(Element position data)
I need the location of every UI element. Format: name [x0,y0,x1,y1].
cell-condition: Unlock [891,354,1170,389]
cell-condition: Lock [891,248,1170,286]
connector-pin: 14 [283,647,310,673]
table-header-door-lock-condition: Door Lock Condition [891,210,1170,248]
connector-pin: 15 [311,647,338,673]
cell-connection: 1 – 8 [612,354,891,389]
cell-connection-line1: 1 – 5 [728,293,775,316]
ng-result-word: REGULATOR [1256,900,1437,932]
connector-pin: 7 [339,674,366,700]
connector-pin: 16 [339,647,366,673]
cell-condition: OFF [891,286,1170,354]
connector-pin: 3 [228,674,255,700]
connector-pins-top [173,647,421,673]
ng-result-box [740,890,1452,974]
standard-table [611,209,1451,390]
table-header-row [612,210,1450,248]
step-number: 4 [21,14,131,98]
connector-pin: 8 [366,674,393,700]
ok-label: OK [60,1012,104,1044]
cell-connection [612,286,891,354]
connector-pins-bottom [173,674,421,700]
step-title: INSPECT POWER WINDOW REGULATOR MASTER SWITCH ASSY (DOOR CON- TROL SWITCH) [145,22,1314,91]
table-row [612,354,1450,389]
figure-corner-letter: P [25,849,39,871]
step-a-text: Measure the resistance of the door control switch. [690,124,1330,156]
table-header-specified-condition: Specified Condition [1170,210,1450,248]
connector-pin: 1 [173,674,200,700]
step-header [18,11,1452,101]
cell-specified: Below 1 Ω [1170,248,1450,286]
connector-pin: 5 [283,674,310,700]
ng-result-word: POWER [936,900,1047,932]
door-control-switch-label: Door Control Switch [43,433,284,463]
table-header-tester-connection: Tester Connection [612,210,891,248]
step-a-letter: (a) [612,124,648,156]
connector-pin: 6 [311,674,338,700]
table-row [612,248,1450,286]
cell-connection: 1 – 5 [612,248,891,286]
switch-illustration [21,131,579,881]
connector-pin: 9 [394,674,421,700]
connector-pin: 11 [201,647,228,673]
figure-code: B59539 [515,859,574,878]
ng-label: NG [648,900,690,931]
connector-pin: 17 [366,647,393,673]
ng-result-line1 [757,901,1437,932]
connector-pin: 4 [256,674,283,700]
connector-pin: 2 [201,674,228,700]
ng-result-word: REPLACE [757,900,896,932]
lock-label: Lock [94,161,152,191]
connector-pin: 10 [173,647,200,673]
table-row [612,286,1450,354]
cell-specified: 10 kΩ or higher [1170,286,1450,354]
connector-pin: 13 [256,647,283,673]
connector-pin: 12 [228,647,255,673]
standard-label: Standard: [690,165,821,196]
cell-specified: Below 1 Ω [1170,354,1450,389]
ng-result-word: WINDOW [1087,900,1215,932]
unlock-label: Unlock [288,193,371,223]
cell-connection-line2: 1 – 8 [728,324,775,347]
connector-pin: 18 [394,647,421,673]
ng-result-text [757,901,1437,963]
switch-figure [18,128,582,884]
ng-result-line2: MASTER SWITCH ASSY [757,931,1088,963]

• **Aim**: Write out the listing above line for line, changing nothing.

• **Exercise result**:
I need the location of every UI element. Format: name [x0,y0,x1,y1].
cell-condition: Unlock [891,354,1170,389]
cell-condition: Lock [891,248,1170,286]
connector-pin: 14 [283,647,310,673]
table-header-door-lock-condition: Door Lock Condition [891,210,1170,248]
connector-pin: 15 [311,647,338,673]
cell-connection: 1 – 8 [612,354,891,389]
cell-connection-line1: 1 – 5 [728,293,775,316]
ng-result-word: REGULATOR [1256,900,1437,932]
connector-pin: 7 [339,674,366,700]
connector-pin: 16 [339,647,366,673]
cell-condition: OFF [891,286,1170,354]
connector-pin: 3 [228,674,255,700]
connector-pins-top [173,647,421,673]
ng-result-box [740,890,1452,974]
standard-table [611,209,1451,390]
table-header-row [612,210,1450,248]
step-number: 4 [21,14,131,98]
connector-pin: 8 [366,674,393,700]
ok-label: OK [60,1012,104,1044]
cell-connection [612,286,891,354]
connector-pins-bottom [173,674,421,700]
step-title: INSPECT POWER WINDOW REGULATOR MASTER SWITCH ASSY (DOOR CON- TROL SWITCH) [145,22,1314,91]
table-row [612,354,1450,389]
figure-corner-letter: P [25,849,39,871]
step-a-text: Measure the resistance of the door control switch. [690,124,1330,156]
table-header-specified-condition: Specified Condition [1170,210,1450,248]
connector-pin: 1 [173,674,200,700]
step-header [18,11,1452,101]
cell-specified: Below 1 Ω [1170,248,1450,286]
connector-pin: 5 [283,674,310,700]
ng-result-word: POWER [936,900,1047,932]
door-control-switch-label: Door Control Switch [43,433,284,463]
table-header-tester-connection: Tester Connection [612,210,891,248]
step-a-letter: (a) [612,124,648,156]
connector-pin: 6 [311,674,338,700]
table-row [612,248,1450,286]
cell-connection: 1 – 5 [612,248,891,286]
switch-illustration [21,131,579,881]
connector-pin: 9 [394,674,421,700]
connector-pin: 11 [201,647,228,673]
figure-code: B59539 [515,859,574,878]
ng-label: NG [648,900,690,931]
connector-pin: 17 [366,647,393,673]
ng-result-line1 [757,901,1437,932]
connector-pin: 4 [256,674,283,700]
connector-pin: 2 [201,674,228,700]
ng-result-word: REPLACE [757,900,896,932]
lock-label: Lock [94,161,152,191]
connector-pin: 10 [173,647,200,673]
table-row [612,286,1450,354]
cell-specified: 10 kΩ or higher [1170,286,1450,354]
connector-pin: 13 [256,647,283,673]
connector-pin: 12 [228,647,255,673]
standard-label: Standard: [690,165,821,196]
cell-specified: Below 1 Ω [1170,354,1450,389]
ng-result-word: WINDOW [1087,900,1215,932]
unlock-label: Unlock [288,193,371,223]
cell-connection-line2: 1 – 8 [728,324,775,347]
connector-pin: 18 [394,647,421,673]
ng-result-text [757,901,1437,963]
switch-figure [18,128,582,884]
ng-result-line2: MASTER SWITCH ASSY [757,931,1088,963]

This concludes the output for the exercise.